Parts of the exercise:
a – Name every country the precision-ag UAV article lists as home to the business's clients.
b – According to the article on precision-ag UAVs, who created the UAV manufacturing business in Neodesha?
c – Write the next part of the article on precision-ag UAVs, picking up right after its final sentence.

[Start Text extract]

The Birthplace of Precision-Ag UAVs
Neodesha, Kansas, may someday be considered the birthplace of the modern precision agriculture-based unmanned aircraft vehicle business. It’s in that small ag-based town where Bret Chilcott and Tom Nichols have created the largest UAV manufacturing business in North America that is solely focused on the practice of monitoring crop health, improving yields and providing the data and information necessary to make precision agricultural philosophies a reality. From their homebase in Neodesha, Chilcott and Nichols have built UAVs for clients around the world, including Sweden, Brazil, Canada and the U.S. When the duo is not working to tweak their fixed-wing designs and cloud-based data gathering systems, they are on the road at shows in cities of all sizes ranging from Lincoln, Nebraska, to Los Angeles. To Nichols, time on the road helps the team to clarify the mysteries of UAVs prospective clients have yet to understand.

[End Text extract]
[Start Dataset section]

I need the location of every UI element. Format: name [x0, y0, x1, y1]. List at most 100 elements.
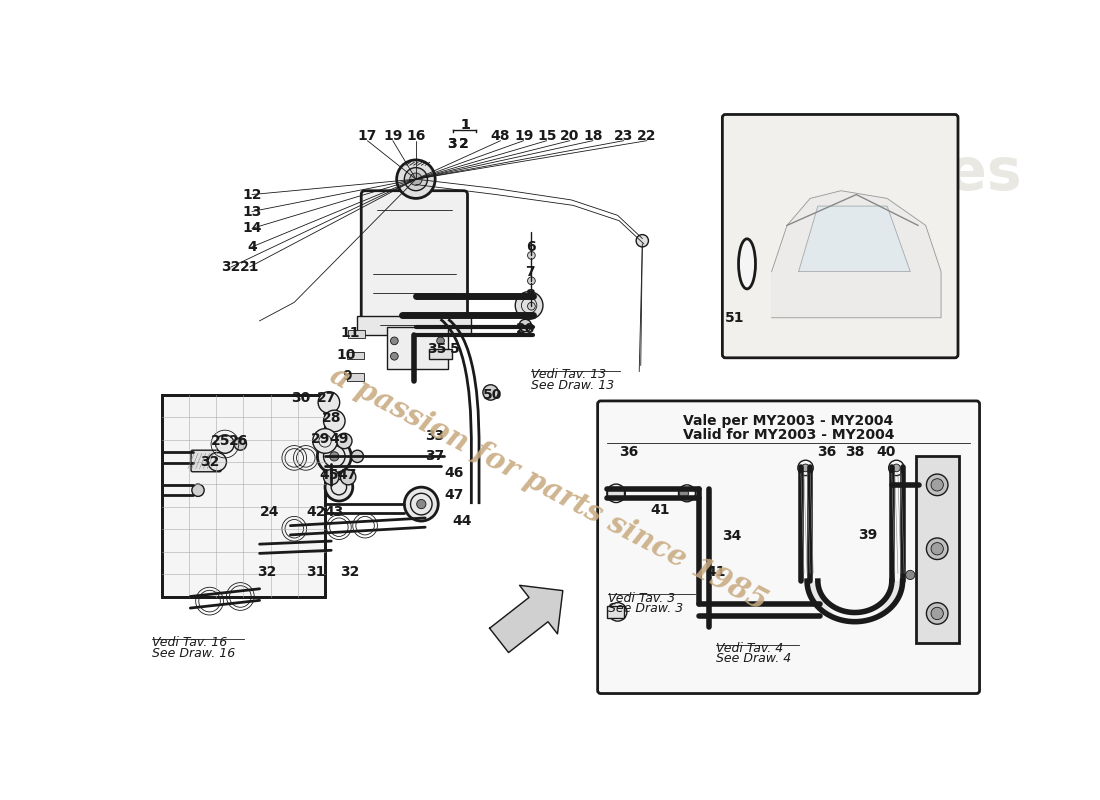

[End Dataset section]

Answers for this exercise:
a – Sweden, Brazil, Canada, and the U.S.

b – Bret Chilcott and Tom Nichols.

c –
Our team spoke with Nichols over the course of two months to uncover the truths about the state of UAVs in precision ag. We caught up with Nichols multiple times, once on his way to a small farmer gathering a short drive away from Neodesha where he was asked to discuss UAVs, and again, a month later, 30 minutes before he was about to take the stage at a Nebraska farm show. We saw Chilcott during an L.A. drone expo, but only garnered a quick hello due to the constant swarm of interested parties asking Chilcott to explain AgEagle. For anyone interested in gaining a true understanding of the role unmanned aircraft systems can or will play in the precision ag industry, it is apparent that at this time, the story is only about the future. Fortunately for our team, the farmers near Neodesha and the attendees of the Lincoln show and the L.A. event, the AgEagle team has already experienced the future.
Early Days
Before Chilcott, founded AgEagle, he was involved in building model aircrafts, selling Cesna airplanes, working in boat manufacturing and the world of composite material. He was once the owner of a composite materials firm. After learning about Kansas State University’s experimental work to develop a remote control flight platform capable of holding cameras, roughly four years ago, Chilcott put his aircraft and composite building skills to use. He designed a fixed-wing platform that KSU said should be offered to the commercial marketplace. At the same time, Nichols had joined Chilcott as a business development executive to help grow Chilcott’s composite material business. “KSU said we should sell our product to farmers and ranchers,” Nichols says, but before they were willing to invest time and effort the duo visited a Kansas precision ag event to speak about how the UAV they had built may be used in farming.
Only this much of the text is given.